(Dataset items)
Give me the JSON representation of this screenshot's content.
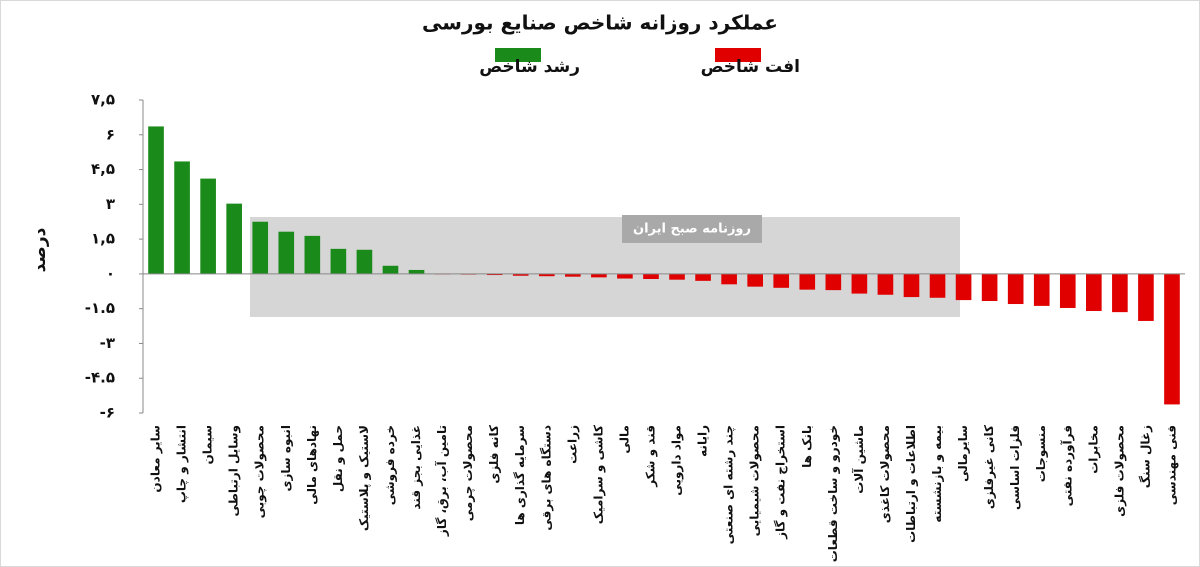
{
  "chart_data": {
    "type": "bar",
    "title": "عملکرد روزانه شاخص صنایع بورسی",
    "y_label": "درصد",
    "watermark": "روزنامه صبح ایران",
    "categories": [
      "سایر معادن",
      "انتشار و چاپ",
      "سیمان",
      "وسایل ارتباطی",
      "محصولات چوبی",
      "انبوه سازی",
      "نهادهای مالی",
      "حمل و نقل",
      "لاستیک و پلاستیک",
      "خرده فروشی",
      "غذایی بجز قند",
      "تامین آب، برق، گاز",
      "محصولات چرمی",
      "کانه فلزی",
      "سرمایه گذاری ها",
      "دستگاه های برقی",
      "زراعت",
      "کاشی و سرامیک",
      "مالی",
      "قند و شکر",
      "مواد دارویی",
      "رایانه",
      "چند رشته ای صنعتی",
      "محصولات شیمیایی",
      "استخراج نفت و گاز",
      "بانک ها",
      "خودرو و ساخت قطعات",
      "ماشین آلات",
      "محصولات کاغذی",
      "اطلاعات و ارتباطات",
      "بیمه و بازنشسته",
      "سایرمالی",
      "کانی غیرفلزی",
      "فلزات اساسی",
      "منسوجات",
      "فرآورده نفتی",
      "مخابرات",
      "محصولات فلزی",
      "زغال سنگ",
      "فنی مهندسی"
    ],
    "series": [
      {
        "name": "رشد شاخص",
        "color": "#1a8a1a",
        "values": [
          6.36,
          4.85,
          4.11,
          3.03,
          2.25,
          1.82,
          1.64,
          1.08,
          1.04,
          0.35,
          0.17,
          null,
          null,
          null,
          null,
          null,
          null,
          null,
          null,
          null,
          null,
          null,
          null,
          null,
          null,
          null,
          null,
          null,
          null,
          null,
          null,
          null,
          null,
          null,
          null,
          null,
          null,
          null,
          null,
          null
        ]
      },
      {
        "name": "افت شاخص",
        "color": "#e00000",
        "values": [
          null,
          null,
          null,
          null,
          null,
          null,
          null,
          null,
          null,
          null,
          null,
          -0.01,
          -0.03,
          -0.05,
          -0.08,
          -0.1,
          -0.12,
          -0.15,
          -0.2,
          -0.22,
          -0.25,
          -0.3,
          -0.45,
          -0.55,
          -0.6,
          -0.68,
          -0.7,
          -0.85,
          -0.9,
          -1.0,
          -1.03,
          -1.13,
          -1.17,
          -1.3,
          -1.38,
          -1.47,
          -1.6,
          -1.65,
          -2.03,
          -5.63
        ]
      }
    ],
    "ylim": [
      -6,
      7.5
    ],
    "yticks": [
      {
        "value": 7.5,
        "label": "۷,۵"
      },
      {
        "value": 6,
        "label": "۶"
      },
      {
        "value": 4.5,
        "label": "۴,۵"
      },
      {
        "value": 3,
        "label": "۳"
      },
      {
        "value": 1.5,
        "label": "۱,۵"
      },
      {
        "value": 0,
        "label": "۰"
      },
      {
        "value": -1.5,
        "label": "-۱.۵"
      },
      {
        "value": -3,
        "label": "-۳"
      },
      {
        "value": -4.5,
        "label": "-۴.۵"
      },
      {
        "value": -6,
        "label": "-۶"
      }
    ]
  }
}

GIVEN INSTRUCTION
Copy the data word for word. Pictures do not go in the copy.

SOLUTION TO THE EXERCISE
Give me the JSON representation of this screenshot's content.
{
  "chart_data": {
    "type": "bar",
    "title": "عملکرد روزانه شاخص صنایع بورسی",
    "y_label": "درصد",
    "watermark": "روزنامه صبح ایران",
    "categories": [
      "سایر معادن",
      "انتشار و چاپ",
      "سیمان",
      "وسایل ارتباطی",
      "محصولات چوبی",
      "انبوه سازی",
      "نهادهای مالی",
      "حمل و نقل",
      "لاستیک و پلاستیک",
      "خرده فروشی",
      "غذایی بجز قند",
      "تامین آب، برق، گاز",
      "محصولات چرمی",
      "کانه فلزی",
      "سرمایه گذاری ها",
      "دستگاه های برقی",
      "زراعت",
      "کاشی و سرامیک",
      "مالی",
      "قند و شکر",
      "مواد دارویی",
      "رایانه",
      "چند رشته ای صنعتی",
      "محصولات شیمیایی",
      "استخراج نفت و گاز",
      "بانک ها",
      "خودرو و ساخت قطعات",
      "ماشین آلات",
      "محصولات کاغذی",
      "اطلاعات و ارتباطات",
      "بیمه و بازنشسته",
      "سایرمالی",
      "کانی غیرفلزی",
      "فلزات اساسی",
      "منسوجات",
      "فرآورده نفتی",
      "مخابرات",
      "محصولات فلزی",
      "زغال سنگ",
      "فنی مهندسی"
    ],
    "series": [
      {
        "name": "رشد شاخص",
        "color": "#1a8a1a",
        "values": [
          6.36,
          4.85,
          4.11,
          3.03,
          2.25,
          1.82,
          1.64,
          1.08,
          1.04,
          0.35,
          0.17,
          null,
          null,
          null,
          null,
          null,
          null,
          null,
          null,
          null,
          null,
          null,
          null,
          null,
          null,
          null,
          null,
          null,
          null,
          null,
          null,
          null,
          null,
          null,
          null,
          null,
          null,
          null,
          null,
          null
        ]
      },
      {
        "name": "افت شاخص",
        "color": "#e00000",
        "values": [
          null,
          null,
          null,
          null,
          null,
          null,
          null,
          null,
          null,
          null,
          null,
          -0.01,
          -0.03,
          -0.05,
          -0.08,
          -0.1,
          -0.12,
          -0.15,
          -0.2,
          -0.22,
          -0.25,
          -0.3,
          -0.45,
          -0.55,
          -0.6,
          -0.68,
          -0.7,
          -0.85,
          -0.9,
          -1.0,
          -1.03,
          -1.13,
          -1.17,
          -1.3,
          -1.38,
          -1.47,
          -1.6,
          -1.65,
          -2.03,
          -5.63
        ]
      }
    ],
    "ylim": [
      -6,
      7.5
    ],
    "yticks": [
      {
        "value": 7.5,
        "label": "۷,۵"
      },
      {
        "value": 6,
        "label": "۶"
      },
      {
        "value": 4.5,
        "label": "۴,۵"
      },
      {
        "value": 3,
        "label": "۳"
      },
      {
        "value": 1.5,
        "label": "۱,۵"
      },
      {
        "value": 0,
        "label": "۰"
      },
      {
        "value": -1.5,
        "label": "-۱.۵"
      },
      {
        "value": -3,
        "label": "-۳"
      },
      {
        "value": -4.5,
        "label": "-۴.۵"
      },
      {
        "value": -6,
        "label": "-۶"
      }
    ]
  }
}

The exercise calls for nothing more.